### Requirements
Exclude the pictures, then repeat the remaining data exactly.

[start Information provided]

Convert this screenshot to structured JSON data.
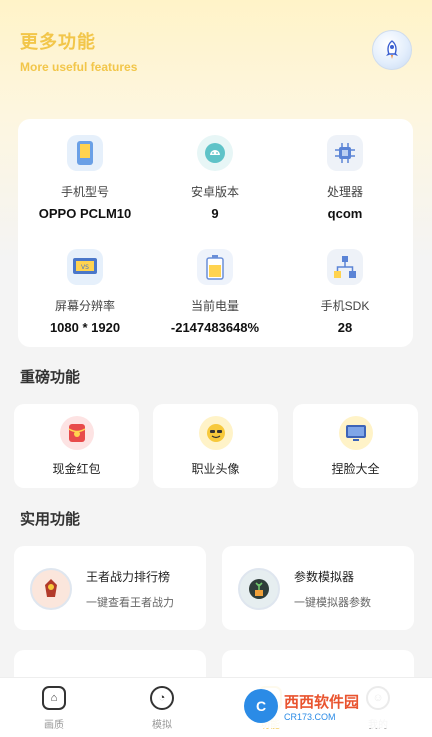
{
  "header": {
    "title": "更多功能",
    "subtitle": "More useful features",
    "rocket_icon": "rocket-icon"
  },
  "device_info": [
    {
      "label": "手机型号",
      "value": "OPPO PCLM10",
      "icon": "phone-icon"
    },
    {
      "label": "安卓版本",
      "value": "9",
      "icon": "android-icon"
    },
    {
      "label": "处理器",
      "value": "qcom",
      "icon": "chip-icon"
    },
    {
      "label": "屏幕分辨率",
      "value": "1080 * 1920",
      "icon": "screen-icon"
    },
    {
      "label": "当前电量",
      "value": "-2147483648%",
      "icon": "battery-icon"
    },
    {
      "label": "手机SDK",
      "value": "28",
      "icon": "sdk-icon"
    }
  ],
  "featured": {
    "title": "重磅功能",
    "items": [
      {
        "label": "现金红包",
        "icon": "red-envelope-icon"
      },
      {
        "label": "职业头像",
        "icon": "avatar-icon"
      },
      {
        "label": "捏脸大全",
        "icon": "face-icon"
      }
    ]
  },
  "utility": {
    "title": "实用功能",
    "items": [
      {
        "title": "王者战力排行榜",
        "subtitle": "一键查看王者战力",
        "icon": "warrior-icon"
      },
      {
        "title": "参数模拟器",
        "subtitle": "一键模拟器参数",
        "icon": "plant-icon"
      },
      {
        "title": "",
        "subtitle": "",
        "icon": "partial-card-icon"
      },
      {
        "title": "",
        "subtitle": "",
        "icon": "partial-card-icon"
      }
    ]
  },
  "nav": {
    "items": [
      {
        "label": "画质",
        "icon": "home-icon"
      },
      {
        "label": "模拟",
        "icon": "chart-icon"
      },
      {
        "label": "功能",
        "icon": "function-icon"
      },
      {
        "label": "我的",
        "icon": "user-icon"
      }
    ],
    "active_index": 2
  },
  "watermark": {
    "text": "西西软件园",
    "sub": "CR173.COM"
  },
  "colors": {
    "accent": "#f2c64a",
    "card_bg": "#ffffff",
    "page_bg": "#f4f4f4"
  }
}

[end Information provided]

### Result for this exercise
Convert this screenshot to structured JSON data.
{
  "header": {
    "title": "更多功能",
    "subtitle": "More useful features",
    "rocket_icon": "rocket-icon"
  },
  "device_info": [
    {
      "label": "手机型号",
      "value": "OPPO PCLM10",
      "icon": "phone-icon"
    },
    {
      "label": "安卓版本",
      "value": "9",
      "icon": "android-icon"
    },
    {
      "label": "处理器",
      "value": "qcom",
      "icon": "chip-icon"
    },
    {
      "label": "屏幕分辨率",
      "value": "1080 * 1920",
      "icon": "screen-icon"
    },
    {
      "label": "当前电量",
      "value": "-2147483648%",
      "icon": "battery-icon"
    },
    {
      "label": "手机SDK",
      "value": "28",
      "icon": "sdk-icon"
    }
  ],
  "featured": {
    "title": "重磅功能",
    "items": [
      {
        "label": "现金红包",
        "icon": "red-envelope-icon"
      },
      {
        "label": "职业头像",
        "icon": "avatar-icon"
      },
      {
        "label": "捏脸大全",
        "icon": "face-icon"
      }
    ]
  },
  "utility": {
    "title": "实用功能",
    "items": [
      {
        "title": "王者战力排行榜",
        "subtitle": "一键查看王者战力",
        "icon": "warrior-icon"
      },
      {
        "title": "参数模拟器",
        "subtitle": "一键模拟器参数",
        "icon": "plant-icon"
      },
      {
        "title": "",
        "subtitle": "",
        "icon": "partial-card-icon"
      },
      {
        "title": "",
        "subtitle": "",
        "icon": "partial-card-icon"
      }
    ]
  },
  "nav": {
    "items": [
      {
        "label": "画质",
        "icon": "home-icon"
      },
      {
        "label": "模拟",
        "icon": "chart-icon"
      },
      {
        "label": "功能",
        "icon": "function-icon"
      },
      {
        "label": "我的",
        "icon": "user-icon"
      }
    ],
    "active_index": 2
  },
  "watermark": {
    "text": "西西软件园",
    "sub": "CR173.COM"
  },
  "colors": {
    "accent": "#f2c64a",
    "card_bg": "#ffffff",
    "page_bg": "#f4f4f4"
  }
}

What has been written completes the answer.